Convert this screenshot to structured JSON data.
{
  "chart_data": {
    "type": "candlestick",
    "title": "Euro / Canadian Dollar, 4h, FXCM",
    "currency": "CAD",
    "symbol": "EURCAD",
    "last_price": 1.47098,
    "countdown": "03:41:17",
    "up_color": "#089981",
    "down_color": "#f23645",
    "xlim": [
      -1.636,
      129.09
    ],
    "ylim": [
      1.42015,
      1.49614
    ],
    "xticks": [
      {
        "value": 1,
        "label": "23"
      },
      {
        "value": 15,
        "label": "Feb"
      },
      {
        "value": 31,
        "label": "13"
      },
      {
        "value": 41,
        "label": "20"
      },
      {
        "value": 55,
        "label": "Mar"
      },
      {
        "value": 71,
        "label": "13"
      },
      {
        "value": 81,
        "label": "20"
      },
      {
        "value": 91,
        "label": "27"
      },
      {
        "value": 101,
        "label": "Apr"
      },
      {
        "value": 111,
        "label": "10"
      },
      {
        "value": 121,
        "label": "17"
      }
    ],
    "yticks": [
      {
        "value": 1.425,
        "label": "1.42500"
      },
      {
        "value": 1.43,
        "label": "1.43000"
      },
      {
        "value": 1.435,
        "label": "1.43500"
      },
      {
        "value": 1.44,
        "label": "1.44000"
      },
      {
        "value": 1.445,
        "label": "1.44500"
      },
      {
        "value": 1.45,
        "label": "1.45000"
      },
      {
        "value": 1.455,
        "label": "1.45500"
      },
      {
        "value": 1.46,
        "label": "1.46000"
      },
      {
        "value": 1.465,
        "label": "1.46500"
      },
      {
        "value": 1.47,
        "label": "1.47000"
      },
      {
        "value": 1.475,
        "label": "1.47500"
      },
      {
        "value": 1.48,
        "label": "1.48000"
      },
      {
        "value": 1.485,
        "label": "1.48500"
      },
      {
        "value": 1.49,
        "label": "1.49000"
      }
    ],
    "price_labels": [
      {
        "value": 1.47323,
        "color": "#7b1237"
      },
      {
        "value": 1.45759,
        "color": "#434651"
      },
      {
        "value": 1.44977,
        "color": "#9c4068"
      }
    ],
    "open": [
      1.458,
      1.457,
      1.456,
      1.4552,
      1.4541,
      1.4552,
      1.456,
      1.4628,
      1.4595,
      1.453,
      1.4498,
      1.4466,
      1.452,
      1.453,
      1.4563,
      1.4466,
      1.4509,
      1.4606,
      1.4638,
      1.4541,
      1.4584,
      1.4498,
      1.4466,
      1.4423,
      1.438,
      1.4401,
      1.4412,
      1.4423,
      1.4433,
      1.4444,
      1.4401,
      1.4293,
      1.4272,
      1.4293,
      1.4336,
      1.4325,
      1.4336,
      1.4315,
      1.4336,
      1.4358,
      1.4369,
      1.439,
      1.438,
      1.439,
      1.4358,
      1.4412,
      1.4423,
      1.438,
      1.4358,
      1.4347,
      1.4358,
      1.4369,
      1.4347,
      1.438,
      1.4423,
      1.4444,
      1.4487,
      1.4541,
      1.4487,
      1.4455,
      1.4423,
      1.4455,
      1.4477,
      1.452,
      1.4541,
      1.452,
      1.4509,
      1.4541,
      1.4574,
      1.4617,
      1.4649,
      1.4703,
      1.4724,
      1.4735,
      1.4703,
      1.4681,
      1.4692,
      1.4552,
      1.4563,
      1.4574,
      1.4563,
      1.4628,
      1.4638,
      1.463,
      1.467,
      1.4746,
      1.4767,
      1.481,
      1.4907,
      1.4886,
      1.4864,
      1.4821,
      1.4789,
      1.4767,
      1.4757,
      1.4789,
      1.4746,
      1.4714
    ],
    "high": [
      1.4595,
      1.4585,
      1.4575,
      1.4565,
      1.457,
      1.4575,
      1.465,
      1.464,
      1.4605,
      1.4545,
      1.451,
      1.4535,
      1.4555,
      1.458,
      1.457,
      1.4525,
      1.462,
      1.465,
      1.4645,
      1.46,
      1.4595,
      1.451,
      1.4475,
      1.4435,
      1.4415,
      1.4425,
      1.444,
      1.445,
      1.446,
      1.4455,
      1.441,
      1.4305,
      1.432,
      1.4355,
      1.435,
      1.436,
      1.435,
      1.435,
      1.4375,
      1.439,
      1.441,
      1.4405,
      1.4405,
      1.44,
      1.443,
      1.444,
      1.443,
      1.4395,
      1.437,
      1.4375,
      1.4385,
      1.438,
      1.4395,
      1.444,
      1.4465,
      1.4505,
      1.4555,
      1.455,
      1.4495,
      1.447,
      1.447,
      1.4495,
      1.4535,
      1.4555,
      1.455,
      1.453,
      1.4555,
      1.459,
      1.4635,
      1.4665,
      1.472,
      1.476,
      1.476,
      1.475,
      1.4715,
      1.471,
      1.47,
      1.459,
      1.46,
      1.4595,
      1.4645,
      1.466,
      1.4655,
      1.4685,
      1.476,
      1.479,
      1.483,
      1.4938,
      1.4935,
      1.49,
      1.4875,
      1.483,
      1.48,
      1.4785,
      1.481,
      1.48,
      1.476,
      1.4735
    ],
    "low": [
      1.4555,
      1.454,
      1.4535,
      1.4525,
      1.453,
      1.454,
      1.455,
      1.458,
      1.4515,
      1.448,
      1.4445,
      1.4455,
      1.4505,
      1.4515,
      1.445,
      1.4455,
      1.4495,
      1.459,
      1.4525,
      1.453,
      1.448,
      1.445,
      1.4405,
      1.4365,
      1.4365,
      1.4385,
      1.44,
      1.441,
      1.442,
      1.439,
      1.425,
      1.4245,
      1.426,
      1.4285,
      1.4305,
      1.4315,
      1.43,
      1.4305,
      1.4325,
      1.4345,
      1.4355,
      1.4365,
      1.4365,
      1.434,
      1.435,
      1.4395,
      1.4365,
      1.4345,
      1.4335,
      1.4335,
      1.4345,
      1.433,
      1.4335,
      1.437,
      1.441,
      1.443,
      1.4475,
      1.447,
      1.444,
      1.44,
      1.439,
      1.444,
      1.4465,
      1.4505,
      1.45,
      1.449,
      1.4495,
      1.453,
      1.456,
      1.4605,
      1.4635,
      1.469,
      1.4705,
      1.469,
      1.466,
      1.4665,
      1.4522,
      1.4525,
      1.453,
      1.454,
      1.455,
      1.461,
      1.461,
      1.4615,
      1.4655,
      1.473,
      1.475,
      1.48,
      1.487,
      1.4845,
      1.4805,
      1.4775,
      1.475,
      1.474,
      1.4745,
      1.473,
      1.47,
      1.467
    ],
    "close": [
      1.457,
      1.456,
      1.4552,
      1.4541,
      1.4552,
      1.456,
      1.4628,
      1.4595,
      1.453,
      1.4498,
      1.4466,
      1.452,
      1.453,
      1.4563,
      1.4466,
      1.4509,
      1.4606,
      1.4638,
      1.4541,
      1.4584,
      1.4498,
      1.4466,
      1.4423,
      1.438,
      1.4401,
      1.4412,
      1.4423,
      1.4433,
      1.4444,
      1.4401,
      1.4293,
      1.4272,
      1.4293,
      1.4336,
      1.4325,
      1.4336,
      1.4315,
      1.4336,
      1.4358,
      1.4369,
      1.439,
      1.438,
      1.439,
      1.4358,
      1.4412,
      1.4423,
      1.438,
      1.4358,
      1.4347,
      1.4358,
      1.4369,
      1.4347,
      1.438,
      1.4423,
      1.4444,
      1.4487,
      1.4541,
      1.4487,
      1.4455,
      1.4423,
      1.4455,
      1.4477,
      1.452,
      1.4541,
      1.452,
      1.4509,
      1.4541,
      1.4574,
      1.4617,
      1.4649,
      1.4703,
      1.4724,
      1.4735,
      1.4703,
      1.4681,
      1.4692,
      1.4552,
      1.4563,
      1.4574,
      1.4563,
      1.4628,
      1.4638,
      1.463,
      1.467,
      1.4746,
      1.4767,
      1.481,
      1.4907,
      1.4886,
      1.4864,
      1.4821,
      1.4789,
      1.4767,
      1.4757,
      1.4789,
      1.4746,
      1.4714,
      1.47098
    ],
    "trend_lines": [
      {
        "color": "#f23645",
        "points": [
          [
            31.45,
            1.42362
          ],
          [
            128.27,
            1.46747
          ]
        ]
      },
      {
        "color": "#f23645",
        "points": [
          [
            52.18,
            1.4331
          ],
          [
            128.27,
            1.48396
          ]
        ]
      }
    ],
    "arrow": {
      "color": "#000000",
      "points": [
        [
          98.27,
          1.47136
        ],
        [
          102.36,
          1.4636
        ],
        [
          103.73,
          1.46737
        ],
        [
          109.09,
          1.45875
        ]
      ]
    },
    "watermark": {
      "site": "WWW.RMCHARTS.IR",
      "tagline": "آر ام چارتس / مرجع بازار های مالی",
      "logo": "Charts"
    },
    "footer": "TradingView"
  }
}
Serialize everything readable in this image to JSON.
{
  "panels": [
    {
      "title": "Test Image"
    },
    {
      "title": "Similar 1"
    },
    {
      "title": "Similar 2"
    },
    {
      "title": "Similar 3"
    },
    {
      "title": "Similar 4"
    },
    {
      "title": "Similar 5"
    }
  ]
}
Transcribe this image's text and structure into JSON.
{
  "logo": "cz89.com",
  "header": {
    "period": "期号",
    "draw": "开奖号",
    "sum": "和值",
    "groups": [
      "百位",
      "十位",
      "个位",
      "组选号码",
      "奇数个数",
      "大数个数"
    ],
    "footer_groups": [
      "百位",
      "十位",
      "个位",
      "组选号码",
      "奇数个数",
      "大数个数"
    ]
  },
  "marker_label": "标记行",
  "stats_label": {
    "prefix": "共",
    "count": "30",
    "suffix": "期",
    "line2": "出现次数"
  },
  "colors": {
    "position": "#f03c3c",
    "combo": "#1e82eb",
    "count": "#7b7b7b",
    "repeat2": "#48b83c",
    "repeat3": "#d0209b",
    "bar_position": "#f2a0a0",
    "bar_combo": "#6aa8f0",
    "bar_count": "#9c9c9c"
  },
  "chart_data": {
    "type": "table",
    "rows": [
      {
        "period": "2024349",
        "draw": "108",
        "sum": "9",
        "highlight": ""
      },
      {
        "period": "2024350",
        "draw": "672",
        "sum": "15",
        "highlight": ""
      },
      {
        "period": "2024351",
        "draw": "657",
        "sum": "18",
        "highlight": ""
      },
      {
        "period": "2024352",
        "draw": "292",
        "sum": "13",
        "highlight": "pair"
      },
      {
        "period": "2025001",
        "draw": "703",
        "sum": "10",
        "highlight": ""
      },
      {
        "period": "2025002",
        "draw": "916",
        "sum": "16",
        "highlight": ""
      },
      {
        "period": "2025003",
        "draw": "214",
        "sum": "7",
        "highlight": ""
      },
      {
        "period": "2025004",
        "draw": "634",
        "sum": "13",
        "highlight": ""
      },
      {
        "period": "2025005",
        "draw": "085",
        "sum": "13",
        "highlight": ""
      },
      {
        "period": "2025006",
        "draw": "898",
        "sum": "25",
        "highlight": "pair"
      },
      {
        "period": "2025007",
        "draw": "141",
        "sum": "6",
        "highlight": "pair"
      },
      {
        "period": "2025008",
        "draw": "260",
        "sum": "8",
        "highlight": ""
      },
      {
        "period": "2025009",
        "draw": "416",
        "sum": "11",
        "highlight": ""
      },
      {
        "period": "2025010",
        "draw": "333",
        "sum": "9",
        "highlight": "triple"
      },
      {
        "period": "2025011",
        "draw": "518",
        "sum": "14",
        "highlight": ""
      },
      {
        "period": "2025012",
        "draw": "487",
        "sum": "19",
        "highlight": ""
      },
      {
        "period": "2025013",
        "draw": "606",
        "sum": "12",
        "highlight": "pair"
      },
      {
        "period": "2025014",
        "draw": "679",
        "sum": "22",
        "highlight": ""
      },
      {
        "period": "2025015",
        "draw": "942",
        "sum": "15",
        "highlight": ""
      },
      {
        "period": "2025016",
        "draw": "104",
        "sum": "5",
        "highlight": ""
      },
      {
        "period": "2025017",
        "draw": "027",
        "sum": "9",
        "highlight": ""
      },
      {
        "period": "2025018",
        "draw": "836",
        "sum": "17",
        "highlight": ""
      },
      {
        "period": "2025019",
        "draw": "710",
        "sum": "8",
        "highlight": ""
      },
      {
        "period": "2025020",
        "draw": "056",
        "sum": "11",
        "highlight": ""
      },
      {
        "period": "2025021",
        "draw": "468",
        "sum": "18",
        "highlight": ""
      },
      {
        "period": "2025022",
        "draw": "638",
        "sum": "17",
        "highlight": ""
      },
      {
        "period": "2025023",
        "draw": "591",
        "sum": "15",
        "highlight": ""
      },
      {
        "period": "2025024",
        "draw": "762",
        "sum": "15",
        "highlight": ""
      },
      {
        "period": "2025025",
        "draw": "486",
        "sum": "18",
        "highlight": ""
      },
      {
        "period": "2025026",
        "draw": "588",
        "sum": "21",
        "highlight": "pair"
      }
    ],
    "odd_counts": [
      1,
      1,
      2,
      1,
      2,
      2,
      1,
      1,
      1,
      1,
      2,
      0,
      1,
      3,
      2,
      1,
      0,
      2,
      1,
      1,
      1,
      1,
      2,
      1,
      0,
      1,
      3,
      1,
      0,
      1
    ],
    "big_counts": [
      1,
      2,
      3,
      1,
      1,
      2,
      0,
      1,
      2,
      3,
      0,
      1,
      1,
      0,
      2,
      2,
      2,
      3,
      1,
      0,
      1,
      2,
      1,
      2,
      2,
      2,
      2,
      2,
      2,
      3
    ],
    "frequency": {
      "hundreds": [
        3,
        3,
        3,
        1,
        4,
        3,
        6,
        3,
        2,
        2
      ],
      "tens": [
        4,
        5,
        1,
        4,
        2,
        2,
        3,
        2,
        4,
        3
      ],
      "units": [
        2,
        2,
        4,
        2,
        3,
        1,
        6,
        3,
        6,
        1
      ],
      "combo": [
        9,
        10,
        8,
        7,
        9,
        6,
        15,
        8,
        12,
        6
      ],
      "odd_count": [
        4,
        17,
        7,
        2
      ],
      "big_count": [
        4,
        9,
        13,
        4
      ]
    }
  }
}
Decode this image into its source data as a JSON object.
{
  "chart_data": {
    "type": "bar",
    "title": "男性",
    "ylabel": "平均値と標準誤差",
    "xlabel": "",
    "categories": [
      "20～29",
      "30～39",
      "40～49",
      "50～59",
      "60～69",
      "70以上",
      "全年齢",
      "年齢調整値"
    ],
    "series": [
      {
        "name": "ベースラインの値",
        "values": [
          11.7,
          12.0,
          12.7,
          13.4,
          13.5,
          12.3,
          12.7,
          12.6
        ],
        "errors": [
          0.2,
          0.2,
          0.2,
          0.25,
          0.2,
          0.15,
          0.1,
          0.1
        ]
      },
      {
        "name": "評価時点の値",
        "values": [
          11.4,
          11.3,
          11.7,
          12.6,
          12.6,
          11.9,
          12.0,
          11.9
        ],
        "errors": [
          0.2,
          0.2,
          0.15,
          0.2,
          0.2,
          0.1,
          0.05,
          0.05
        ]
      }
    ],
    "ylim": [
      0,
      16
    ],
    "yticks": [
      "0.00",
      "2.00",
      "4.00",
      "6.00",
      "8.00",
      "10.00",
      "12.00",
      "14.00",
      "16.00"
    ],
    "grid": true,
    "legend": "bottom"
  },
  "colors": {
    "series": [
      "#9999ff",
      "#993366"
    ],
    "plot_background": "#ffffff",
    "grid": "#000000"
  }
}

|---|

■ YOUR OBJECTIVE
Give back, unchanged, every line from the one with "Decode this image" to the end of the entries above.

■ WRITTEN RESPONSE
Decode this image into its source data as a JSON object.
{
  "chart_data": {
    "type": "bar",
    "title": "男性",
    "ylabel": "平均値と標準誤差",
    "xlabel": "",
    "categories": [
      "20～29",
      "30～39",
      "40～49",
      "50～59",
      "60～69",
      "70以上",
      "全年齢",
      "年齢調整値"
    ],
    "series": [
      {
        "name": "ベースラインの値",
        "values": [
          11.7,
          12.0,
          12.7,
          13.4,
          13.5,
          12.3,
          12.7,
          12.6
        ],
        "errors": [
          0.2,
          0.2,
          0.2,
          0.25,
          0.2,
          0.15,
          0.1,
          0.1
        ]
      },
      {
        "name": "評価時点の値",
        "values": [
          11.4,
          11.3,
          11.7,
          12.6,
          12.6,
          11.9,
          12.0,
          11.9
        ],
        "errors": [
          0.2,
          0.2,
          0.15,
          0.2,
          0.2,
          0.1,
          0.05,
          0.05
        ]
      }
    ],
    "ylim": [
      0,
      16
    ],
    "yticks": [
      "0.00",
      "2.00",
      "4.00",
      "6.00",
      "8.00",
      "10.00",
      "12.00",
      "14.00",
      "16.00"
    ],
    "grid": true,
    "legend": "bottom"
  },
  "colors": {
    "series": [
      "#9999ff",
      "#993366"
    ],
    "plot_background": "#ffffff",
    "grid": "#000000"
  }
}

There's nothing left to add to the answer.